> Records shown:
-.-.-

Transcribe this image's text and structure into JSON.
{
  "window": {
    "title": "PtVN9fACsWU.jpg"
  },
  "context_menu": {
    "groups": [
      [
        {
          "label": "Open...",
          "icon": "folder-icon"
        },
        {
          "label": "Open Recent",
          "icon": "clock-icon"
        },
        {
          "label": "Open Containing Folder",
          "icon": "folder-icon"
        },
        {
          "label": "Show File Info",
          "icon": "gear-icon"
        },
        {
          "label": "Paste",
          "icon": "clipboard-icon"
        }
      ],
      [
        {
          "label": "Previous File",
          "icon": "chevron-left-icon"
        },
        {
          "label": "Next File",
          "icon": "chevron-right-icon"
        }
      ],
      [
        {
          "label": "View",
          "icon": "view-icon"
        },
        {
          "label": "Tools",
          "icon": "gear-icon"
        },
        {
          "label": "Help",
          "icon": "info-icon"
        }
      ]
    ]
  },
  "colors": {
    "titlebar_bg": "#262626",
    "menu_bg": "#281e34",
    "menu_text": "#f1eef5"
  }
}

-.-.-

> The exercise: Copy every record exactly, with nothing added or dropped.

> Solution to this exercise:
Transcribe this image's text and structure into JSON.
{
  "window": {
    "title": "PtVN9fACsWU.jpg"
  },
  "context_menu": {
    "groups": [
      [
        {
          "label": "Open...",
          "icon": "folder-icon"
        },
        {
          "label": "Open Recent",
          "icon": "clock-icon"
        },
        {
          "label": "Open Containing Folder",
          "icon": "folder-icon"
        },
        {
          "label": "Show File Info",
          "icon": "gear-icon"
        },
        {
          "label": "Paste",
          "icon": "clipboard-icon"
        }
      ],
      [
        {
          "label": "Previous File",
          "icon": "chevron-left-icon"
        },
        {
          "label": "Next File",
          "icon": "chevron-right-icon"
        }
      ],
      [
        {
          "label": "View",
          "icon": "view-icon"
        },
        {
          "label": "Tools",
          "icon": "gear-icon"
        },
        {
          "label": "Help",
          "icon": "info-icon"
        }
      ]
    ]
  },
  "colors": {
    "titlebar_bg": "#262626",
    "menu_bg": "#281e34",
    "menu_text": "#f1eef5"
  }
}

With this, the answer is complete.